▶ Exercise prompt
Copy all lines in which the word "label" can be found.

[Collected data entries]

>> start

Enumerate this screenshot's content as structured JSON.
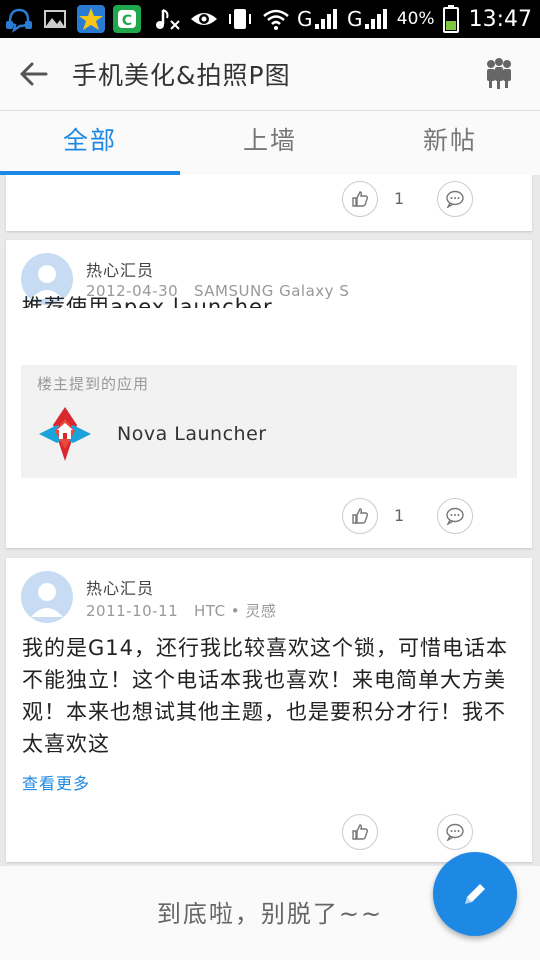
{
  "status_bar": {
    "battery_percent": "40%",
    "time": "13:47"
  },
  "header": {
    "title": "手机美化&拍照P图"
  },
  "tabs": [
    {
      "label": "全部",
      "active": true
    },
    {
      "label": "上墙",
      "active": false
    },
    {
      "label": "新帖",
      "active": false
    }
  ],
  "posts": [
    {
      "like_count": "1"
    },
    {
      "username": "热心汇员",
      "date": "2012-04-30",
      "device": "SAMSUNG Galaxy S",
      "text": "推荐使用apex launcher",
      "app_box": {
        "label": "楼主提到的应用",
        "app_name": "Nova Launcher"
      },
      "like_count": "1"
    },
    {
      "username": "热心汇员",
      "date": "2011-10-11",
      "device": "HTC • 灵感",
      "text": "我的是G14，还行我比较喜欢这个锁，可惜电话本不能独立！这个电话本我也喜欢！来电简单大方美观！本来也想试其他主题，也是要积分才行！我不太喜欢这",
      "see_more": "查看更多"
    }
  ],
  "footer": {
    "end_text": "到底啦，别脱了~~"
  },
  "colors": {
    "accent": "#1e88e5",
    "avatar_bg": "#c7dcf3"
  }
}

>> end

▶ Written answer
      "label": "全部",
      "label": "上墙",
      "label": "新帖",
        "label": "楼主提到的应用",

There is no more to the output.